Source data
• • • •
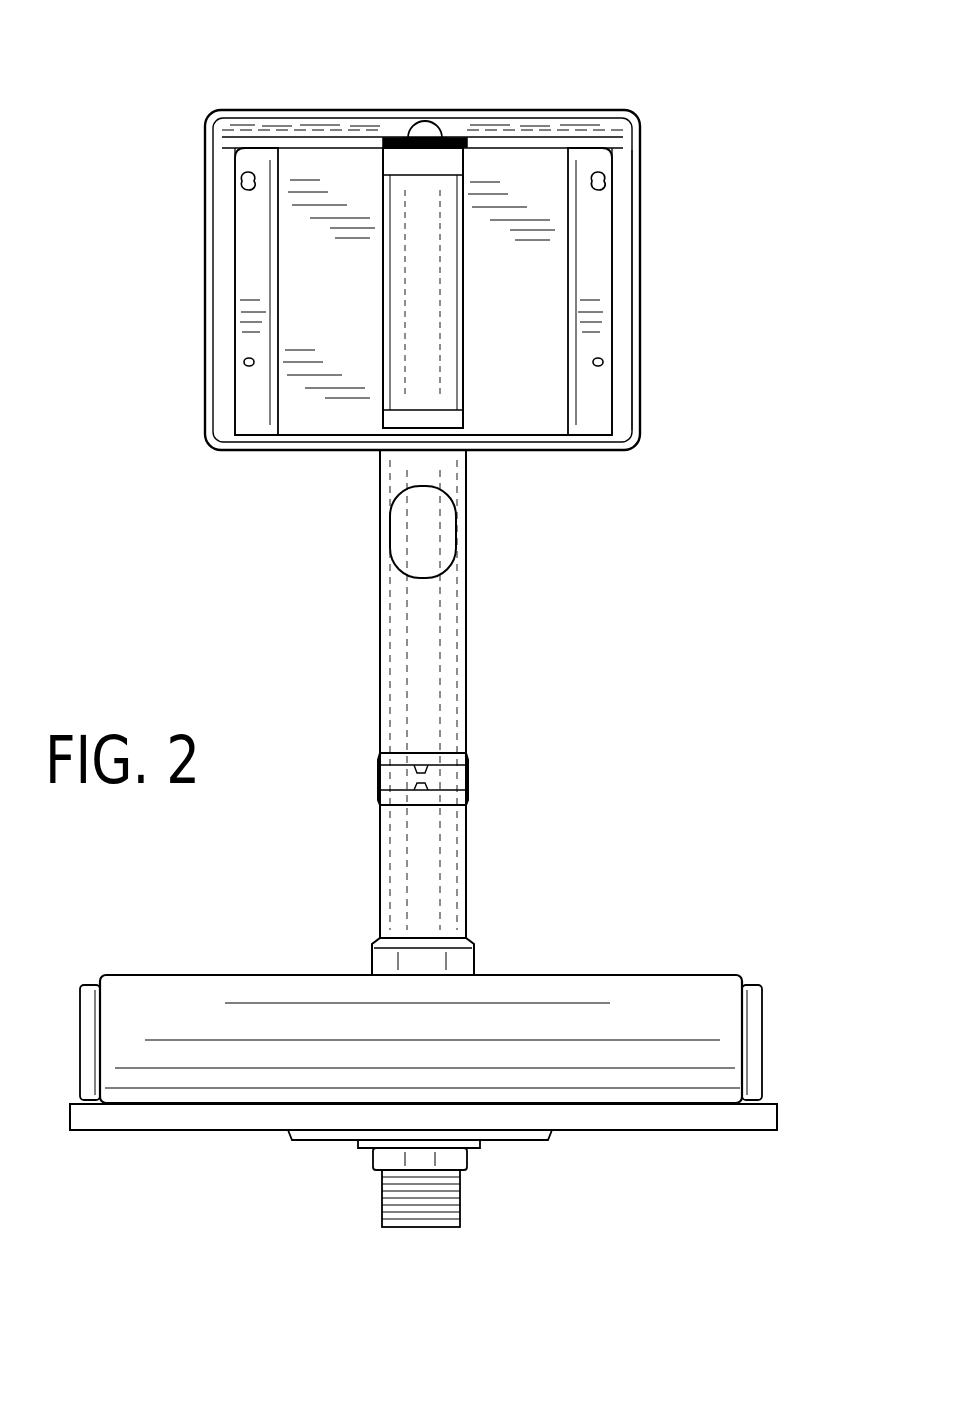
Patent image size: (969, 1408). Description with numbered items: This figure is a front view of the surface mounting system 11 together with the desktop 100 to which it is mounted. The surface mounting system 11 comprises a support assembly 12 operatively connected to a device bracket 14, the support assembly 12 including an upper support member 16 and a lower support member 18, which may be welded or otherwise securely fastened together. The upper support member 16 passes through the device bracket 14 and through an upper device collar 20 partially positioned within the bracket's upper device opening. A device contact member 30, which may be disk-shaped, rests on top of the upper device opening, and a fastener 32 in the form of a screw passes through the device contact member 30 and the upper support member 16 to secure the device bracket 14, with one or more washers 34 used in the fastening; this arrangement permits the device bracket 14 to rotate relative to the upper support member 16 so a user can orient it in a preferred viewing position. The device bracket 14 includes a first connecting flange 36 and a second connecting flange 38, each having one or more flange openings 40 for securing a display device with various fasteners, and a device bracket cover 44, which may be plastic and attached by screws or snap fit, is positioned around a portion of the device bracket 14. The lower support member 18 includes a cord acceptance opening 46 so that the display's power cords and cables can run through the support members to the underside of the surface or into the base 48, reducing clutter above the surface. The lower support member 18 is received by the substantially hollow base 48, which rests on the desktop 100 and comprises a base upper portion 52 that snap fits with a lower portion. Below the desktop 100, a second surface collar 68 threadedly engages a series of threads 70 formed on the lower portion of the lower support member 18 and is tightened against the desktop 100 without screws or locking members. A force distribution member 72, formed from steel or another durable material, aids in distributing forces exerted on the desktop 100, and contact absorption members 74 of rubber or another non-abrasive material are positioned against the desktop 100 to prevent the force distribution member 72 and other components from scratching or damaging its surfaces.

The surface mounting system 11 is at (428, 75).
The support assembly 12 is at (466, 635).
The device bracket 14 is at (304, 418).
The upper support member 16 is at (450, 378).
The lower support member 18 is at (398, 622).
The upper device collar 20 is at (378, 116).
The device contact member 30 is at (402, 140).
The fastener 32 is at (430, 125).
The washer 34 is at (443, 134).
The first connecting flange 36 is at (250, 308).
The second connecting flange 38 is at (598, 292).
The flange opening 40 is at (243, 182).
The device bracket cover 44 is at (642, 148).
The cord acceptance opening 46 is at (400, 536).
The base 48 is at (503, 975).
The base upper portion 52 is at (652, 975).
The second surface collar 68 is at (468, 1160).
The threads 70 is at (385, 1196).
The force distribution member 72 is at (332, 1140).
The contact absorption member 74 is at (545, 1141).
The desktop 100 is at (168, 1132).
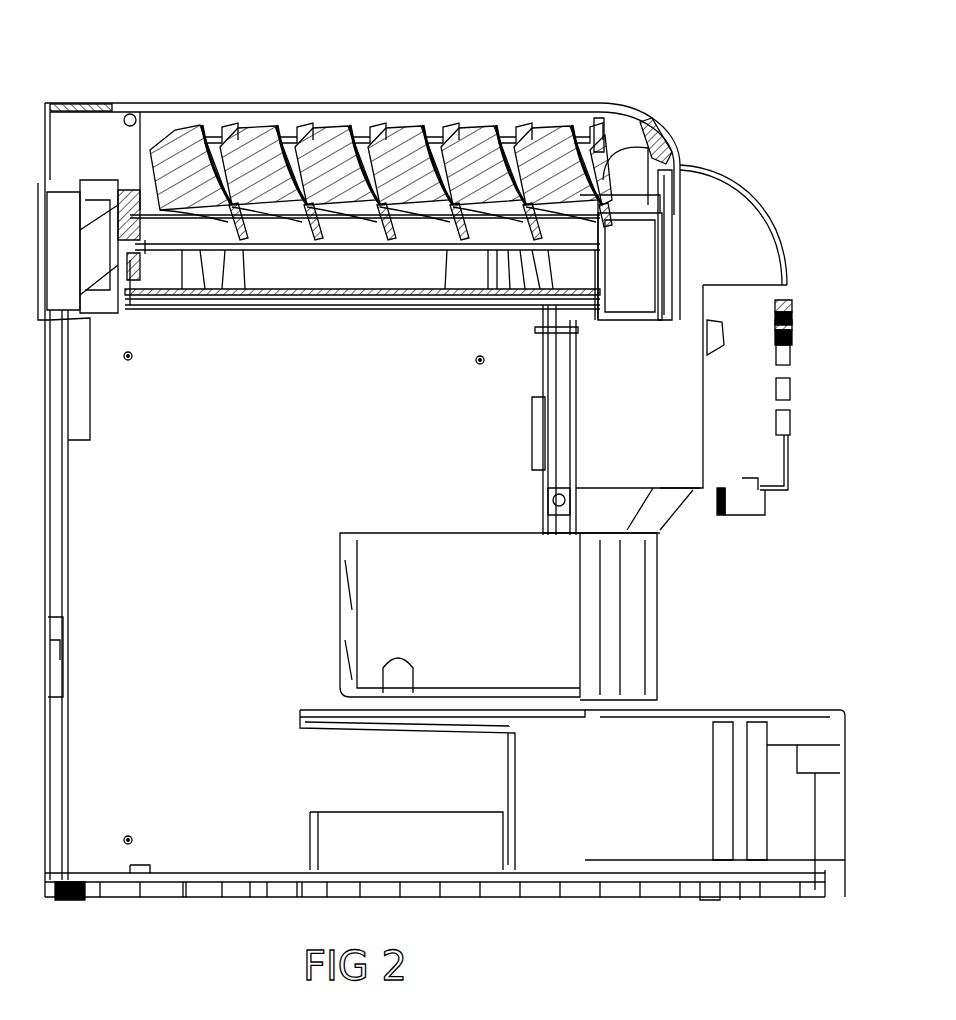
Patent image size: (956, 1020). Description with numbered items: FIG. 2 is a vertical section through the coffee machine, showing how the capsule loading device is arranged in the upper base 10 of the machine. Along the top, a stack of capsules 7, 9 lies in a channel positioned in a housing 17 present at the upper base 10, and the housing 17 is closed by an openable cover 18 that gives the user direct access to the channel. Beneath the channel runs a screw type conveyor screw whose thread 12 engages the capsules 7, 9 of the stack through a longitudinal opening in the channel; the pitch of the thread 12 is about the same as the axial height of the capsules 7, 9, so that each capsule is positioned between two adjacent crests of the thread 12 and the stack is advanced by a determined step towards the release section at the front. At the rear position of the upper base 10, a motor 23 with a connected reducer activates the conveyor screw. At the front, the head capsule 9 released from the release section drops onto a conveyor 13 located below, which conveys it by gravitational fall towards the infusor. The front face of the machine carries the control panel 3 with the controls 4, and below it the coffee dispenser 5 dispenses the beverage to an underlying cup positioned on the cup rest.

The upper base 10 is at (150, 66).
• • • •
_Your instructions:_
Convert every line of the records above into a Markdown table with the columns "No." and "Text", numbering each row and omitting blank lines. Leave the pictures out of the answer.

_Output below:_
| No. | Text |
|---|---|
| 1 | Patent image size: (969, 1408). Description with numbered items: This figure is a front view of the surface mounting system 11 together with the desktop 100 to which it is mounted. The surface mounting system 11 comprises a support assembly 12 operatively connected to a device bracket 14, the support assembly 12 including an upper support member 16 and a lower support member 18, which may be welded or otherwise securely fastened together. The upper support member 16 passes through the device bracket 14 and through an upper device collar 20 partially positioned within the bracket's upper device opening. A device contact member 30, which may be disk-shaped, rests on top of the upper device opening, and a fastener 32 in the form of a screw passes through the device contact member 30 and the upper support member 16 to secure the device bracket 14, with one or more washers 34 used in the fastening; this arrangement permits the device bracket 14 to rotate relative to the upper support member 16 so a user can orient it in a preferred viewing position. The device bracket 14 includes a first connecting flange 36 and a second connecting flange 38, each having one or more flange openings 40 for securing a display device with various fasteners, and a device bracket cover 44, which may be plastic and attached by screws or snap fit, is positioned around a portion of the device bracket 14. The lower support member 18 includes a cord acceptance opening 46 so that the display's power cords and cables can run through the support members to the underside of the surface or into the base 48, reducing clutter above the surface. The lower support member 18 is received by the substantially hollow base 48, which rests on the desktop 100 and comprises a base upper portion 52 that snap fits with a lower portion. Below the desktop 100, a second surface collar 68 threadedly engages a series of threads 70 formed on the lower portion of the lower support member 18 and is tightened against the desktop 100 without screws or locking members. A force distribution member 72, formed from steel or another durable material, aids in distributing forces exerted on the desktop 100, and contact absorption members 74 of rubber or another non-abrasive material are positioned against the desktop 100 to prevent the force distribution member 72 and other components from scratching or damaging its surfaces. |
| 2 | The surface mounting system 11 is at (428, 75). |
| 3 | The support assembly 12 is at (466, 635). |
| 4 | The device bracket 14 is at (304, 418). |
| 5 | The upper support member 16 is at (450, 378). |
| 6 | The lower support member 18 is at (398, 622). |
| 7 | The upper device collar 20 is at (378, 116). |
| 8 | The device contact member 30 is at (402, 140). |
| 9 | The fastener 32 is at (430, 125). |
| 10 | The washer 34 is at (443, 134). |
| 11 | The first connecting flange 36 is at (250, 308). |
| 12 | The second connecting flange 38 is at (598, 292). |
| 13 | The flange opening 40 is at (243, 182). |
| 14 | The device bracket cover 44 is at (642, 148). |
| 15 | The cord acceptance opening 46 is at (400, 536). |
| 16 | The base 48 is at (503, 975). |
| 17 | The base upper portion 52 is at (652, 975). |
| 18 | The second surface collar 68 is at (468, 1160). |
| 19 | The threads 70 is at (385, 1196). |
| 20 | The force distribution member 72 is at (332, 1140). |
| 21 | The contact absorption member 74 is at (545, 1141). |
| 22 | The desktop 100 is at (168, 1132). |
| 23 | Patent image size: (956, 1020). Description with numbered items: FIG. 2 is a vertical section through the coffee machine, showing how the capsule loading device is arranged in the upper base 10 of the machine. Along the top, a stack of capsules 7, 9 lies in a channel positioned in a housing 17 present at the upper base 10, and the housing 17 is closed by an openable cover 18 that gives the user direct access to the channel. Beneath the channel runs a screw type conveyor screw whose thread 12 engages the capsules 7, 9 of the stack through a longitudinal opening in the channel; the pitch of the thread 12 is about the same as the axial height of the capsules 7, 9, so that each capsule is positioned between two adjacent crests of the thread 12 and the stack is advanced by a determined step towards the release section at the front. At the rear position of the upper base 10, a motor 23 with a connected reducer activates the conveyor screw. At the front, the head capsule 9 released from the release section drops onto a conveyor 13 located below, which conveys it by gravitational fall towards the infusor. The front face of the machine carries the control panel 3 with the controls 4, and below it the coffee dispenser 5 dispenses the beverage to an underlying cup positioned on the cup rest. |
| 24 | The upper base 10 is at (150, 66). |